SET EXERCISE:
Give every line of the items below as a Markdown table with two columns, Row and Text: the row number goes in Row and the line itself in Text. Leave out blank lines and any pictures.

========================================

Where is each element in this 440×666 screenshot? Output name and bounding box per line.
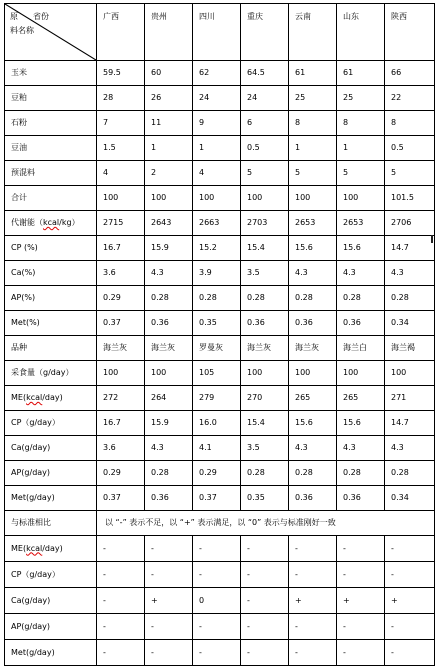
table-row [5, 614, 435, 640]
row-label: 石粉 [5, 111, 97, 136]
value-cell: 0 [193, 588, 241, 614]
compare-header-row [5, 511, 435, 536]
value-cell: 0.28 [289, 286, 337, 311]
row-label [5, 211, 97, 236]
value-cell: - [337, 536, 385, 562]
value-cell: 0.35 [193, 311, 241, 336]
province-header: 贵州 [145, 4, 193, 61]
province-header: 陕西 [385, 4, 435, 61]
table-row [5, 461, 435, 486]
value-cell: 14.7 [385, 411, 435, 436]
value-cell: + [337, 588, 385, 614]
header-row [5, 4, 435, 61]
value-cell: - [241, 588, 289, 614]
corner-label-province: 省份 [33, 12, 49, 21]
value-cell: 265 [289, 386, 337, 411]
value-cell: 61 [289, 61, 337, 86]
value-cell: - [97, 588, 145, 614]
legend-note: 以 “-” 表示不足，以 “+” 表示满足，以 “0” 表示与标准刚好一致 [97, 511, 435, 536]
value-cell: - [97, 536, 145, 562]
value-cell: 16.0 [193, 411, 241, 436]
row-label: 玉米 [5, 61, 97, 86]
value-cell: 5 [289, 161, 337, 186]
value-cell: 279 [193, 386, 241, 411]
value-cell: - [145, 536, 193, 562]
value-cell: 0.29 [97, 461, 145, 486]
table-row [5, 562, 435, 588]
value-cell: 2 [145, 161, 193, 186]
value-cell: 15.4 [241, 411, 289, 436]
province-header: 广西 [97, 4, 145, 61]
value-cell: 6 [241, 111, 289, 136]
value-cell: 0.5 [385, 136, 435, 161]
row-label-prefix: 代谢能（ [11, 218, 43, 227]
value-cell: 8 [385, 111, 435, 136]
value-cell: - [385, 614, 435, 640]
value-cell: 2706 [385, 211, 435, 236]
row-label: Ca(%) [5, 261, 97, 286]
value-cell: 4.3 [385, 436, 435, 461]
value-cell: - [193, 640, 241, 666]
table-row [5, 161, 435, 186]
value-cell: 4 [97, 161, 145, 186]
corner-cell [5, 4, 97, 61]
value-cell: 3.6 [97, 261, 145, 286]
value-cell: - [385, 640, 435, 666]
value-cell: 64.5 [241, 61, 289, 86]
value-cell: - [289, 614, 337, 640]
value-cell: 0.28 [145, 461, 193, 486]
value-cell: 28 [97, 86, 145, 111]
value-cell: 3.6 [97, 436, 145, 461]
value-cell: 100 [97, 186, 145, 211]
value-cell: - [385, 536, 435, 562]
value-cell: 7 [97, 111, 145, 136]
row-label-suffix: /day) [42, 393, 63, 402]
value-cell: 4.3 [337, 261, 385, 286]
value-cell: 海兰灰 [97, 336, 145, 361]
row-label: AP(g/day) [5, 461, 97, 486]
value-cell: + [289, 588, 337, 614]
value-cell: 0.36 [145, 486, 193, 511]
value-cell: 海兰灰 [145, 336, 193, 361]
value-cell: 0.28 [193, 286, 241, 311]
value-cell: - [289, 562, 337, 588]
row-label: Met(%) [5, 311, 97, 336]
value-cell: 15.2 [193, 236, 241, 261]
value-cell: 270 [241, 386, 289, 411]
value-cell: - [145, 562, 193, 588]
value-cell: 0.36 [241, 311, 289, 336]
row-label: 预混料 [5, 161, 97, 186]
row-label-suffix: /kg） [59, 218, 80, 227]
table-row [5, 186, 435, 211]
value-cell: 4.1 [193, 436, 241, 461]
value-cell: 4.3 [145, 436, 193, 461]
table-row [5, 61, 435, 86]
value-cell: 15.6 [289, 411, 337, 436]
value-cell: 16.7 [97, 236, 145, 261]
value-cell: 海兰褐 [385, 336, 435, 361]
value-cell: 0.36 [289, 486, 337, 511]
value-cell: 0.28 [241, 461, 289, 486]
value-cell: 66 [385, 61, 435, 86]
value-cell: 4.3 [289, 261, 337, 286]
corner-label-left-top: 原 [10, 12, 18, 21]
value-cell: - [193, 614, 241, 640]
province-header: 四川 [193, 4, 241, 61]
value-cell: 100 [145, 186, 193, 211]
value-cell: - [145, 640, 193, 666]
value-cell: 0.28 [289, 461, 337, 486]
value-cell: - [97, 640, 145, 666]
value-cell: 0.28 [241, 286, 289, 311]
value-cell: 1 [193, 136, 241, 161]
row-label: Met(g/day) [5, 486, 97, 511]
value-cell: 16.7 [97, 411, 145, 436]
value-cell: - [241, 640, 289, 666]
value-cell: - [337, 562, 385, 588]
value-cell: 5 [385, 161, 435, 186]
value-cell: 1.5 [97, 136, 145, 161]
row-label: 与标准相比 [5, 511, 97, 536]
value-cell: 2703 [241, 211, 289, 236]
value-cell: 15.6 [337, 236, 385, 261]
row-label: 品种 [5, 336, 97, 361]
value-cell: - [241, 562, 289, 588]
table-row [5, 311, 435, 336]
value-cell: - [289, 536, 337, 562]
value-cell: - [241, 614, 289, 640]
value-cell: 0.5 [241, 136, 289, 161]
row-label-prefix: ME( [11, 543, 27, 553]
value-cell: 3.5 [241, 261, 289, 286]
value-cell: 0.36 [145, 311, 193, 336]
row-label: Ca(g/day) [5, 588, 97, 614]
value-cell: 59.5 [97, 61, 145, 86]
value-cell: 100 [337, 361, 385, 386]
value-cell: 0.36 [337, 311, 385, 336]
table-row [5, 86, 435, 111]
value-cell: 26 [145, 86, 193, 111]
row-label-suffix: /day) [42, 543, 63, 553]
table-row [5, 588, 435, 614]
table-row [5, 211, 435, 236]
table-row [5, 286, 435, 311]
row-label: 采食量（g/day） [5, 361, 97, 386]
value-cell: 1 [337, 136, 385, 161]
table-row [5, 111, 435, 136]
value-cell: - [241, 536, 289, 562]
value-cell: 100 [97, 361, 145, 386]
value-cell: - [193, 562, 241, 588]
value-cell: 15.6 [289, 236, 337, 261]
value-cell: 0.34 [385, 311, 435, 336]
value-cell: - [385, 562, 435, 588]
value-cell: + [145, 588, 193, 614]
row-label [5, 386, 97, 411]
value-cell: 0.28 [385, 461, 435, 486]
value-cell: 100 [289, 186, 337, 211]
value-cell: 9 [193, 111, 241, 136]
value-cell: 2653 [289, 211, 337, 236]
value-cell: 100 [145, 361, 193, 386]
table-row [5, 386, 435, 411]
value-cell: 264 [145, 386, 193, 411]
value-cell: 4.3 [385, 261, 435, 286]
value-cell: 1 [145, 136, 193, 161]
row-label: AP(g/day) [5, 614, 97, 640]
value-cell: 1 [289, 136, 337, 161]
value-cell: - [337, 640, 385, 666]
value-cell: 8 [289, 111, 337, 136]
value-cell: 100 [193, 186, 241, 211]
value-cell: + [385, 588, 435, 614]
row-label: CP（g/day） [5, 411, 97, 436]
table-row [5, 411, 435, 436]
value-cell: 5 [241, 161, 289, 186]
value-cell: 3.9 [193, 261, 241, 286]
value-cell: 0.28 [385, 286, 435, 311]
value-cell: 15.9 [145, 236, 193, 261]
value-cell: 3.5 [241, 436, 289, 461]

========================================

RESULT OF THE EXERCISE:
| Row | Text |
|---|---|
| 1 | Where is each element in this 440×666 screenshot? Output name and bounding box per line. |
| 2 | table-row [5, 614, 435, 640] |
| 3 | row-label: 石粉 [5, 111, 97, 136] |
| 4 | value-cell: 0 [193, 588, 241, 614] |
| 5 | compare-header-row [5, 511, 435, 536] |
| 6 | value-cell: 0.28 [289, 286, 337, 311] |
| 7 | row-label [5, 211, 97, 236] |
| 8 | value-cell: - [337, 536, 385, 562] |
| 9 | value-cell: 0.35 [193, 311, 241, 336] |
| 10 | province-header: 贵州 [145, 4, 193, 61] |
| 11 | province-header: 陕西 [385, 4, 435, 61] |
| 12 | table-row [5, 461, 435, 486] |
| 13 | value-cell: 14.7 [385, 411, 435, 436] |
| 14 | value-cell: + [337, 588, 385, 614] |
| 15 | header-row [5, 4, 435, 61] |
| 16 | value-cell: - [241, 588, 289, 614] |
| 17 | corner-label-province: 省份 [33, 12, 49, 21] |
| 18 | value-cell: 265 [289, 386, 337, 411] |
| 19 | value-cell: 61 [289, 61, 337, 86] |
| 20 | value-cell: - [97, 588, 145, 614] |
| 21 | legend-note: 以 “-” 表示不足，以 “+” 表示满足，以 “0” 表示与标准刚好一致 [97, 511, 435, 536] |
| 22 | value-cell: - [97, 536, 145, 562] |
| 23 | value-cell: 16.0 [193, 411, 241, 436] |
| 24 | row-label: 玉米 [5, 61, 97, 86] |
| 25 | value-cell: 5 [289, 161, 337, 186] |
| 26 | value-cell: 279 [193, 386, 241, 411] |
| 27 | value-cell: - [145, 536, 193, 562] |
| 28 | value-cell: 0.29 [97, 461, 145, 486] |
| 29 | table-row [5, 562, 435, 588] |
| 30 | value-cell: 2 [145, 161, 193, 186] |
| 31 | value-cell: 15.4 [241, 411, 289, 436] |
| 32 | province-header: 广西 [97, 4, 145, 61] |
| 33 | value-cell: 6 [241, 111, 289, 136] |
| 34 | value-cell: 0.5 [385, 136, 435, 161] |
| 35 | row-label-prefix: 代谢能（ [11, 218, 43, 227] |
| 36 | value-cell: 8 [385, 111, 435, 136] |
| 37 | value-cell: - [385, 614, 435, 640] |
| 38 | value-cell: 2706 [385, 211, 435, 236] |
| 39 | row-label: Ca(%) [5, 261, 97, 286] |
| 40 | value-cell: 4.3 [385, 436, 435, 461] |
| 41 | value-cell: - [193, 640, 241, 666] |
| 42 | table-row [5, 161, 435, 186] |
| 43 | value-cell: 4 [97, 161, 145, 186] |
| 44 | corner-cell [5, 4, 97, 61] |
| 45 | value-cell: 3.6 [97, 261, 145, 286] |
| 46 | value-cell: - [385, 640, 435, 666] |
| 47 | value-cell: 64.5 [241, 61, 289, 86] |
| 48 | value-cell: - [289, 614, 337, 640] |
| 49 | value-cell: 0.28 [145, 461, 193, 486] |
| 50 | value-cell: 28 [97, 86, 145, 111] |
| 51 | value-cell: 3.6 [97, 436, 145, 461] |
| 52 | value-cell: 100 [97, 186, 145, 211] |
| 53 | value-cell: - [385, 536, 435, 562] |
| 54 | value-cell: 7 [97, 111, 145, 136] |
| 55 | row-label-suffix: /day) [42, 393, 63, 402] |
| 56 | value-cell: 4.3 [337, 261, 385, 286] |
| 57 | value-cell: 海兰灰 [97, 336, 145, 361] |
| 58 | row-label: AP(g/day) [5, 461, 97, 486] |
| 59 | value-cell: + [289, 588, 337, 614] |
| 60 | value-cell: 0.36 [145, 486, 193, 511] |
| 61 | value-cell: 海兰灰 [145, 336, 193, 361] |
| 62 | value-cell: 0.28 [193, 286, 241, 311] |
| 63 | value-cell: - [289, 562, 337, 588] |
| 64 | row-label: Met(%) [5, 311, 97, 336] |
| 65 | value-cell: 15.2 [193, 236, 241, 261] |
| 66 | value-cell: 270 [241, 386, 289, 411] |
| 67 | value-cell: - [145, 562, 193, 588] |
| 68 | value-cell: 0.36 [241, 311, 289, 336] |
| 69 | row-label: 预混料 [5, 161, 97, 186] |
| 70 | row-label-suffix: /kg） [59, 218, 80, 227] |
| 71 | table-row [5, 186, 435, 211] |
| 72 | value-cell: 4.1 [193, 436, 241, 461] |
| 73 | value-cell: 4.3 [145, 436, 193, 461] |
| 74 | table-row [5, 61, 435, 86] |
| 75 | value-cell: 15.6 [289, 411, 337, 436] |
| 76 | value-cell: 16.7 [97, 236, 145, 261] |
| 77 | value-cell: 海兰褐 [385, 336, 435, 361] |
| 78 | value-cell: 0.36 [289, 486, 337, 511] |
| 79 | value-cell: 0.28 [241, 461, 289, 486] |
| 80 | value-cell: 66 [385, 61, 435, 86] |
| 81 | value-cell: 4.3 [289, 261, 337, 286] |
| 82 | corner-label-left-top: 原 [10, 12, 18, 21] |
| 83 | value-cell: - [193, 614, 241, 640] |
| 84 | province-header: 四川 [193, 4, 241, 61] |
| 85 | value-cell: 100 [145, 186, 193, 211] |
| 86 | value-cell: - [145, 640, 193, 666] |
| 87 | value-cell: 0.28 [289, 461, 337, 486] |
| 88 | value-cell: - [97, 640, 145, 666] |
| 89 | value-cell: 0.28 [241, 286, 289, 311] |
| 90 | value-cell: 1 [193, 136, 241, 161] |
| 91 | row-label: Met(g/day) [5, 486, 97, 511] |
| 92 | value-cell: 16.7 [97, 411, 145, 436] |
| 93 | value-cell: - [241, 640, 289, 666] |
| 94 | value-cell: - [337, 562, 385, 588] |
| 95 | value-cell: 5 [385, 161, 435, 186] |
| 96 | value-cell: 1.5 [97, 136, 145, 161] |
| 97 | row-label: 与标准相比 [5, 511, 97, 536] |
| 98 | value-cell: 2703 [241, 211, 289, 236] |
| 99 | value-cell: 15.6 [337, 236, 385, 261] |
| 100 | row-label: 品种 [5, 336, 97, 361] |
| 101 | value-cell: - [241, 562, 289, 588] |
| 102 | table-row [5, 311, 435, 336] |
| 103 | value-cell: - [289, 536, 337, 562] |
| 104 | value-cell: - [241, 614, 289, 640] |
| 105 | value-cell: 0.5 [241, 136, 289, 161] |
| 106 | row-label-prefix: ME( [11, 543, 27, 553] |
| 107 | value-cell: 3.5 [241, 261, 289, 286] |
| 108 | value-cell: 0.36 [145, 311, 193, 336] |
| 109 | row-label: Ca(g/day) [5, 588, 97, 614] |
| 110 | value-cell: 59.5 [97, 61, 145, 86] |
| 111 | value-cell: 100 [337, 361, 385, 386] |
| 112 | value-cell: 0.36 [337, 311, 385, 336] |
| 113 | table-row [5, 86, 435, 111] |
| 114 | value-cell: 26 [145, 86, 193, 111] |
| 115 | row-label-suffix: /day) [42, 543, 63, 553] |
| 116 | table-row [5, 588, 435, 614] |
| 117 | table-row [5, 211, 435, 236] |
| 118 | table-row [5, 286, 435, 311] |
| 119 | row-label: 采食量（g/day） [5, 361, 97, 386] |
| 120 | value-cell: 1 [337, 136, 385, 161] |
| 121 | table-row [5, 111, 435, 136] |
| 122 | value-cell: - [241, 536, 289, 562] |
| 123 | value-cell: 100 [97, 361, 145, 386] |
| 124 | value-cell: - [193, 562, 241, 588] |
| 125 | value-cell: 15.6 [289, 236, 337, 261] |
| 126 | value-cell: 0.34 [385, 311, 435, 336] |
| 127 | value-cell: - [385, 562, 435, 588] |
| 128 | value-cell: + [145, 588, 193, 614] |
| 129 | row-label [5, 386, 97, 411] |
| 130 | value-cell: 0.28 [385, 461, 435, 486] |
| 131 | value-cell: 100 [289, 186, 337, 211] |
| 132 | value-cell: 9 [193, 111, 241, 136] |
| 133 | value-cell: 2653 [289, 211, 337, 236] |
| 134 | value-cell: 100 [145, 361, 193, 386] |
| 135 | table-row [5, 386, 435, 411] |
| 136 | value-cell: 264 [145, 386, 193, 411] |
| 137 | value-cell: 4.3 [385, 261, 435, 286] |
| 138 | value-cell: 1 [145, 136, 193, 161] |
| 139 | row-label: AP(g/day) [5, 614, 97, 640] |
| 140 | value-cell: 1 [289, 136, 337, 161] |
| 141 | value-cell: - [337, 640, 385, 666] |
| 142 | value-cell: 8 [289, 111, 337, 136] |
| 143 | value-cell: 100 [193, 186, 241, 211] |
| 144 | value-cell: + [385, 588, 435, 614] |
| 145 | row-label: CP（g/day） [5, 411, 97, 436] |
| 146 | table-row [5, 411, 435, 436] |
| 147 | value-cell: 5 [241, 161, 289, 186] |
| 148 | value-cell: 3.9 [193, 261, 241, 286] |
| 149 | value-cell: 0.28 [385, 286, 435, 311] |
| 150 | value-cell: 15.9 [145, 236, 193, 261] |
| 151 | value-cell: 3.5 [241, 436, 289, 461] |